**Problem statement**
Extract each line holding the word "JSON" from the entries.

— START OF Material supplied —

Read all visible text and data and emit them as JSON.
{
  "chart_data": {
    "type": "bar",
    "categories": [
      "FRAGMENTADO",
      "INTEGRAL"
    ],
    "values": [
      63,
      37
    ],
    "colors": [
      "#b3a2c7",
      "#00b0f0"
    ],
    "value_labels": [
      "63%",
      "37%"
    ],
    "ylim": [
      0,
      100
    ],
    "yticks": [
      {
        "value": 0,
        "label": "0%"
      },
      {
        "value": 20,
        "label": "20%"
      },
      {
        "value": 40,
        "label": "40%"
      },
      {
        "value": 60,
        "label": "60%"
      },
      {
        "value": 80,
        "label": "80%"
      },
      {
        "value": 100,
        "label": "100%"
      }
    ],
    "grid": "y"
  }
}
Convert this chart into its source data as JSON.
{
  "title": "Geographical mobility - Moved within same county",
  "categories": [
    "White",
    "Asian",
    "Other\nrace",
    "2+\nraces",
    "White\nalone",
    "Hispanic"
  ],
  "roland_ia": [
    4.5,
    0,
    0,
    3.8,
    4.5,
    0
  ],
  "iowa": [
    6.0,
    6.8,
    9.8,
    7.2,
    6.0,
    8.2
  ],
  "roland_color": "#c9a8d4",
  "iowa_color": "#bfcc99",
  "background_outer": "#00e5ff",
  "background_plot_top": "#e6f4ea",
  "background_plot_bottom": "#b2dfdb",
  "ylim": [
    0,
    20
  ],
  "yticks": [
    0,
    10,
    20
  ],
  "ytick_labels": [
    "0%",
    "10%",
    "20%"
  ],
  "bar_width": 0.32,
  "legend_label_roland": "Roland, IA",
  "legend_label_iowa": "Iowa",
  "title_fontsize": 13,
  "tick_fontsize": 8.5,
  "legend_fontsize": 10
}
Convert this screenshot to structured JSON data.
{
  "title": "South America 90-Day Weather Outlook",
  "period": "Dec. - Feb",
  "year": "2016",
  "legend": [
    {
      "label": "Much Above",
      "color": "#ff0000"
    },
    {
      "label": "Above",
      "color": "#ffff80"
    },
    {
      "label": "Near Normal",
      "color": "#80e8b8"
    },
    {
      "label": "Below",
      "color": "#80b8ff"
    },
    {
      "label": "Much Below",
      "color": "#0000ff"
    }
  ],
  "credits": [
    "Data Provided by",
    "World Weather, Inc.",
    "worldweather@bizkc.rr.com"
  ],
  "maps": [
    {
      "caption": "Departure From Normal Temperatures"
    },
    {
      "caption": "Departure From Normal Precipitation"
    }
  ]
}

— END OF Material supplied —

**Answer to the task**
Read all visible text and data and emit them as JSON.
Convert this chart into its source data as JSON.
Convert this screenshot to structured JSON data.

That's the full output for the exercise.